Record set -
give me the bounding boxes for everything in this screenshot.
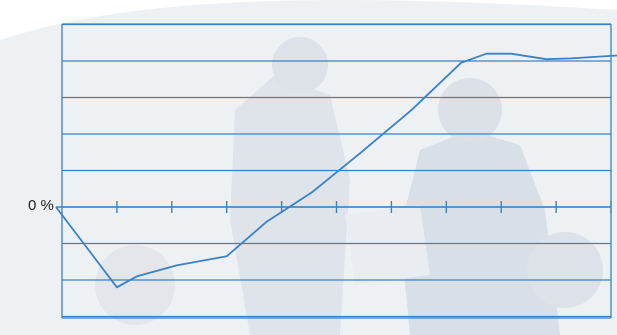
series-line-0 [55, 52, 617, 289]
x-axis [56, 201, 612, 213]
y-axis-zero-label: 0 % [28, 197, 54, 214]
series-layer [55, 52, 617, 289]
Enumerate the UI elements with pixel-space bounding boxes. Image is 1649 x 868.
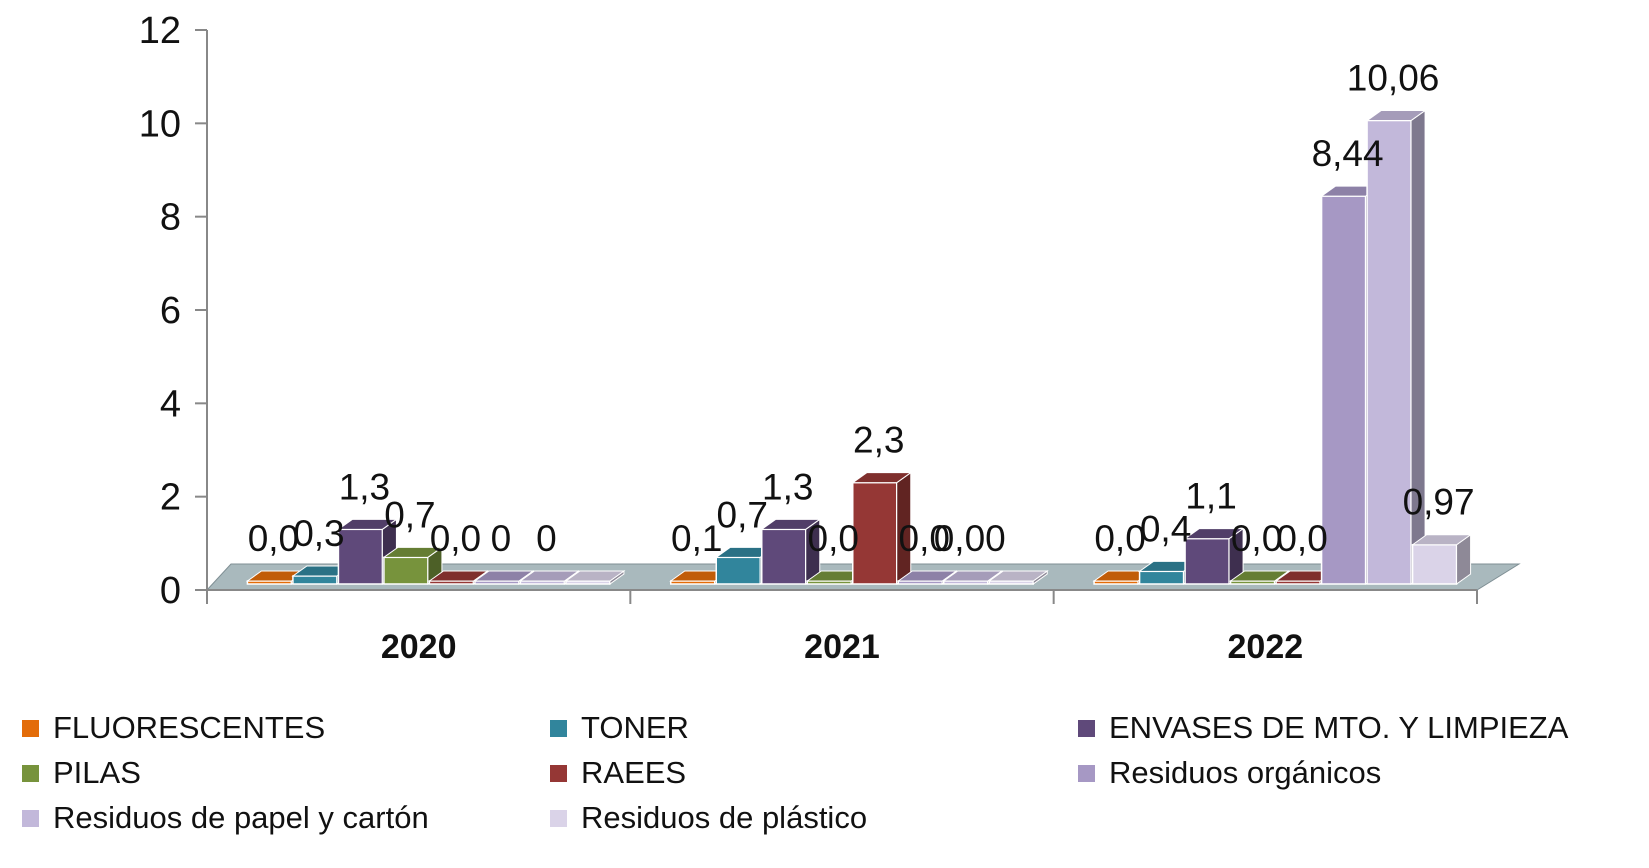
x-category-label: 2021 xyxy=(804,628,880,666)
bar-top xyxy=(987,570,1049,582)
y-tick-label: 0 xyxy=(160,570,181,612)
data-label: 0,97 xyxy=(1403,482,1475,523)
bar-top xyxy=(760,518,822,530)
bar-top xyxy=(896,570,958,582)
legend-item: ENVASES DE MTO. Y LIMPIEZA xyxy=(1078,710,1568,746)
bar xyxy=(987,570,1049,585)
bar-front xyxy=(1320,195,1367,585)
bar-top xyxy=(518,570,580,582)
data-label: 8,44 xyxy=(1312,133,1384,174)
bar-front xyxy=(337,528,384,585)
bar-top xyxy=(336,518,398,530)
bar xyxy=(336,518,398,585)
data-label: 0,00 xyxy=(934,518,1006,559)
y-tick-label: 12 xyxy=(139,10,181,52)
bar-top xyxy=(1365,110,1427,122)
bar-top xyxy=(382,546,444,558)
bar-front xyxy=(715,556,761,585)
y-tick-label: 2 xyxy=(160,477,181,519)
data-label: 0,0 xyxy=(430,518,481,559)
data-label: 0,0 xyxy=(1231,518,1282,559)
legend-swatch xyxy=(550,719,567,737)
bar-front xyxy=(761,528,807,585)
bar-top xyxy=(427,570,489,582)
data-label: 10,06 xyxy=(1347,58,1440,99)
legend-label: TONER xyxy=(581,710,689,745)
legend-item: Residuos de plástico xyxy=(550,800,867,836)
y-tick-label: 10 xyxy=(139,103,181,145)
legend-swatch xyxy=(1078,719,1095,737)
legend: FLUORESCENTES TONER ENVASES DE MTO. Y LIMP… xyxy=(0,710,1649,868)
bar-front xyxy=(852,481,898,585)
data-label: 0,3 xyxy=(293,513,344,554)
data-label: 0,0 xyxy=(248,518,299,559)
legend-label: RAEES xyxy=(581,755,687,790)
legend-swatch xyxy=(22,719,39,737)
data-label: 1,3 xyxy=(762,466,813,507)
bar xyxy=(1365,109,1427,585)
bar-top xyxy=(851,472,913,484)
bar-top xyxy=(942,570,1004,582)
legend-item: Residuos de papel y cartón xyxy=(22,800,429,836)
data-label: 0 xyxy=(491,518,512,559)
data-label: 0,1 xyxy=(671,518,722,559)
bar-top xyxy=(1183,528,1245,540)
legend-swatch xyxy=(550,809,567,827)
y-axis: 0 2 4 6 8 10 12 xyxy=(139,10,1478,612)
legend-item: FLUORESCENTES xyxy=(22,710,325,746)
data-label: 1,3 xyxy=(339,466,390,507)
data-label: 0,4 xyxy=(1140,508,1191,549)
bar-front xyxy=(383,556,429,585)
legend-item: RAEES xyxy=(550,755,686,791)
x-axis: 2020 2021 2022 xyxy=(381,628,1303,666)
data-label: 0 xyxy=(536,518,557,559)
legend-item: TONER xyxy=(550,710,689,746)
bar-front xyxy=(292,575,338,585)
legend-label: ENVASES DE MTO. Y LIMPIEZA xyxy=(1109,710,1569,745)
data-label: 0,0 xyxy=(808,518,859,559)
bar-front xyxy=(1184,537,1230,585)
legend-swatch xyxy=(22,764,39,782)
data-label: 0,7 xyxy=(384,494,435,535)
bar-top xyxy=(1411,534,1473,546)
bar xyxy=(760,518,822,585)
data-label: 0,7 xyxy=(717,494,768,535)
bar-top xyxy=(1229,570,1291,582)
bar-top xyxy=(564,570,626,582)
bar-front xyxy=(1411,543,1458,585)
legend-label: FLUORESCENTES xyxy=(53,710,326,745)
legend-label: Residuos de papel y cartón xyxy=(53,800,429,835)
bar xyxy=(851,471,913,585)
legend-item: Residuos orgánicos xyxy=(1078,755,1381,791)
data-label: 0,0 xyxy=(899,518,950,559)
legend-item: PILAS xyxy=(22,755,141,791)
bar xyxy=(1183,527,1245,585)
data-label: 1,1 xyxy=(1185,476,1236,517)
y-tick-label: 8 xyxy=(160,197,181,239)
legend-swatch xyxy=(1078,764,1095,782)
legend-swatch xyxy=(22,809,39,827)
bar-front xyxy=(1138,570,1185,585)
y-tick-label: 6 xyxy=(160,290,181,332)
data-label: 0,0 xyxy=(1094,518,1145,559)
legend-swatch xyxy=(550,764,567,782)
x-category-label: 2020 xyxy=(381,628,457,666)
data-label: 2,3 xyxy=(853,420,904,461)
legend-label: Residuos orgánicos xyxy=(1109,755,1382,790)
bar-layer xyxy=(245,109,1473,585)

Required task -
Display each line of the listing above that contains the string "cartón".

Solution to this exercise -
legend-item: Residuos de papel y cartón xyxy=(22,800,429,836)
legend-label: Residuos de papel y cartón xyxy=(53,800,429,835)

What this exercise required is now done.